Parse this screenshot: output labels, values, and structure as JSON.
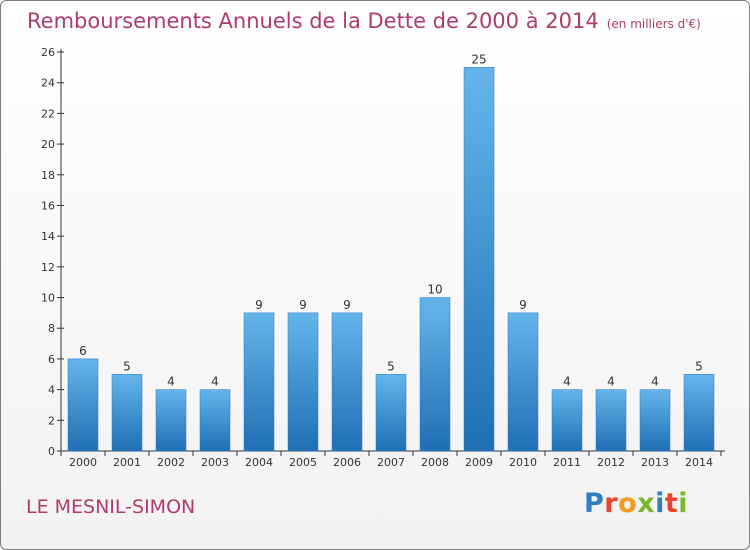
{
  "header": {
    "title": "Remboursements Annuels de la Dette de 2000 à 2014",
    "unit": "(en milliers d'€)"
  },
  "footer": {
    "commune": "LE MESNIL-SIMON",
    "logo_text": "Proxiti",
    "logo_colors": [
      "#2e7fc1",
      "#e8432e",
      "#f39a1f",
      "#7bb72a",
      "#2e7fc1",
      "#e8432e",
      "#7bb72a"
    ]
  },
  "colors": {
    "title": "#b03a6b",
    "bar_top": "#65b5ec",
    "bar_bottom": "#1f6fb5",
    "axis": "#333333"
  },
  "chart_data": {
    "type": "bar",
    "title": "Remboursements Annuels de la Dette de 2000 à 2014",
    "categories": [
      "2000",
      "2001",
      "2002",
      "2003",
      "2004",
      "2005",
      "2006",
      "2007",
      "2008",
      "2009",
      "2010",
      "2011",
      "2012",
      "2013",
      "2014"
    ],
    "values": [
      6,
      5,
      4,
      4,
      9,
      9,
      9,
      5,
      10,
      25,
      9,
      4,
      4,
      4,
      5
    ],
    "ylim": [
      0,
      26
    ],
    "yticks": [
      0,
      2,
      4,
      6,
      8,
      10,
      12,
      14,
      16,
      18,
      20,
      22,
      24,
      26
    ],
    "xlabel": "",
    "ylabel": "",
    "grid": false,
    "data_labels": true
  }
}
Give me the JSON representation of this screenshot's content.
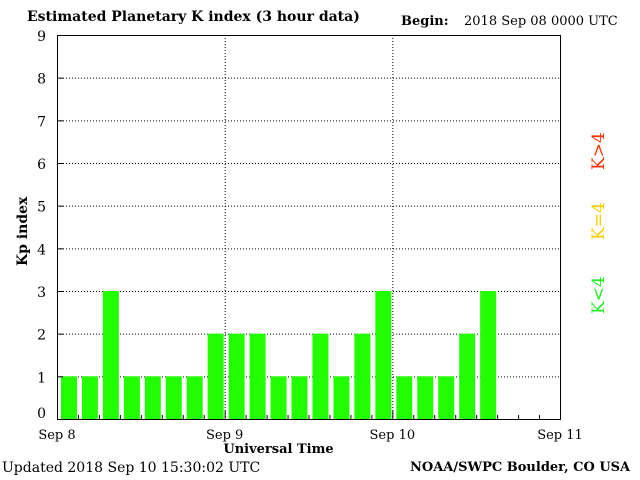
{
  "header": {
    "title": "Estimated Planetary K index (3 hour data)",
    "begin_label": "Begin:",
    "begin_value": "2018 Sep 08 0000 UTC"
  },
  "footer": {
    "updated": "Updated 2018 Sep 10 15:30:02 UTC",
    "credit": "NOAA/SWPC Boulder, CO USA"
  },
  "legend": [
    {
      "label": "K<4",
      "color": "#22ee22"
    },
    {
      "label": "K=4",
      "color": "#ffcc00"
    },
    {
      "label": "K>4",
      "color": "#ff3300"
    }
  ],
  "chart_data": {
    "type": "bar",
    "title": "Estimated Planetary K index (3 hour data)",
    "xlabel": "Universal Time",
    "ylabel": "Kp index",
    "ylim": [
      0,
      9
    ],
    "yticks": [
      "0",
      "1",
      "2",
      "3",
      "4",
      "5",
      "6",
      "7",
      "8",
      "9"
    ],
    "xticks": [
      "Sep 8",
      "Sep 9",
      "Sep 10",
      "Sep 11"
    ],
    "grid": true,
    "bar_color": "#22ff00",
    "values": [
      1,
      1,
      3,
      1,
      1,
      1,
      1,
      2,
      2,
      2,
      1,
      1,
      2,
      1,
      2,
      3,
      1,
      1,
      1,
      2,
      3
    ]
  }
}
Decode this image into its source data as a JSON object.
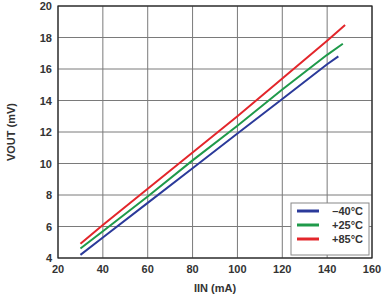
{
  "chart_data": {
    "type": "line",
    "x_label": "IIN (mA)",
    "y_label": "VOUT (mV)",
    "xlim": [
      20,
      160
    ],
    "xticks": [
      20,
      40,
      60,
      80,
      100,
      120,
      140,
      160
    ],
    "ylim": [
      4,
      20
    ],
    "yticks": [
      4,
      6,
      8,
      10,
      12,
      14,
      16,
      18,
      20
    ],
    "grid": true,
    "legend": "lower right",
    "series": [
      {
        "name": "–40°C",
        "color": "#2b3a9a",
        "x": [
          30,
          40,
          60,
          80,
          100,
          120,
          140,
          145
        ],
        "values": [
          4.2,
          5.3,
          7.5,
          9.7,
          11.9,
          14.1,
          16.3,
          16.8
        ]
      },
      {
        "name": "+25°C",
        "color": "#1f9a4a",
        "x": [
          30,
          40,
          60,
          80,
          100,
          120,
          140,
          147
        ],
        "values": [
          4.6,
          5.7,
          7.9,
          10.2,
          12.4,
          14.7,
          16.9,
          17.6
        ]
      },
      {
        "name": "+85°C",
        "color": "#e3262b",
        "x": [
          30,
          40,
          60,
          80,
          100,
          120,
          140,
          148
        ],
        "values": [
          4.9,
          6.1,
          8.4,
          10.7,
          13.0,
          15.4,
          17.8,
          18.8
        ]
      }
    ]
  }
}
────────────────────────────────────────
- _Task goal_
Reproduce all of the entries word for word, skipping any pictures they hold.

- _Result of this task_
Parse this screenshot: output labels, values, and structure as JSON.
{
  "header": {
    "title": "Remboursements Annuels de la Dette de 2000 à 2014",
    "unit": "(en milliers d'€)"
  },
  "footer": {
    "commune": "LE MESNIL-SIMON",
    "logo_text": "Proxiti",
    "logo_colors": [
      "#2e7fc1",
      "#e8432e",
      "#f39a1f",
      "#7bb72a",
      "#2e7fc1",
      "#e8432e",
      "#7bb72a"
    ]
  },
  "colors": {
    "title": "#b03a6b",
    "bar_top": "#65b5ec",
    "bar_bottom": "#1f6fb5",
    "axis": "#333333"
  },
  "chart_data": {
    "type": "bar",
    "title": "Remboursements Annuels de la Dette de 2000 à 2014",
    "categories": [
      "2000",
      "2001",
      "2002",
      "2003",
      "2004",
      "2005",
      "2006",
      "2007",
      "2008",
      "2009",
      "2010",
      "2011",
      "2012",
      "2013",
      "2014"
    ],
    "values": [
      6,
      5,
      4,
      4,
      9,
      9,
      9,
      5,
      10,
      25,
      9,
      4,
      4,
      4,
      5
    ],
    "ylim": [
      0,
      26
    ],
    "yticks": [
      0,
      2,
      4,
      6,
      8,
      10,
      12,
      14,
      16,
      18,
      20,
      22,
      24,
      26
    ],
    "xlabel": "",
    "ylabel": "",
    "grid": false,
    "data_labels": true
  }
}
Give me the JSON representation of this screenshot's content.
{
  "header": {
    "title": "Estimated Planetary K index (3 hour data)",
    "begin_label": "Begin:",
    "begin_value": "2018 Sep 08 0000 UTC"
  },
  "footer": {
    "updated": "Updated 2018 Sep 10 15:30:02 UTC",
    "credit": "NOAA/SWPC Boulder, CO USA"
  },
  "legend": [
    {
      "label": "K<4",
      "color": "#22ee22"
    },
    {
      "label": "K=4",
      "color": "#ffcc00"
    },
    {
      "label": "K>4",
      "color": "#ff3300"
    }
  ],
  "chart_data": {
    "type": "bar",
    "title": "Estimated Planetary K index (3 hour data)",
    "xlabel": "Universal Time",
    "ylabel": "Kp index",
    "ylim": [
      0,
      9
    ],
    "yticks": [
      "0",
      "1",
      "2",
      "3",
      "4",
      "5",
      "6",
      "7",
      "8",
      "9"
    ],
    "xticks": [
      "Sep 8",
      "Sep 9",
      "Sep 10",
      "Sep 11"
    ],
    "grid": true,
    "bar_color": "#22ff00",
    "values": [
      1,
      1,
      3,
      1,
      1,
      1,
      1,
      2,
      2,
      2,
      1,
      1,
      2,
      1,
      2,
      3,
      1,
      1,
      1,
      2,
      3
    ]
  }
}
Decode this image into its source data as a JSON object.
{
  "chart_data": {
    "type": "line",
    "x_label": "IIN (mA)",
    "y_label": "VOUT (mV)",
    "xlim": [
      20,
      160
    ],
    "xticks": [
      20,
      40,
      60,
      80,
      100,
      120,
      140,
      160
    ],
    "ylim": [
      4,
      20
    ],
    "yticks": [
      4,
      6,
      8,
      10,
      12,
      14,
      16,
      18,
      20
    ],
    "grid": true,
    "legend": "lower right",
    "series": [
      {
        "name": "–40°C",
        "color": "#2b3a9a",
        "x": [
          30,
          40,
          60,
          80,
          100,
          120,
          140,
          145
        ],
        "values": [
          4.2,
          5.3,
          7.5,
          9.7,
          11.9,
          14.1,
          16.3,
          16.8
        ]
      },
      {
        "name": "+25°C",
        "color": "#1f9a4a",
        "x": [
          30,
          40,
          60,
          80,
          100,
          120,
          140,
          147
        ],
        "values": [
          4.6,
          5.7,
          7.9,
          10.2,
          12.4,
          14.7,
          16.9,
          17.6
        ]
      },
      {
        "name": "+85°C",
        "color": "#e3262b",
        "x": [
          30,
          40,
          60,
          80,
          100,
          120,
          140,
          148
        ],
        "values": [
          4.9,
          6.1,
          8.4,
          10.7,
          13.0,
          15.4,
          17.8,
          18.8
        ]
      }
    ]
  }
}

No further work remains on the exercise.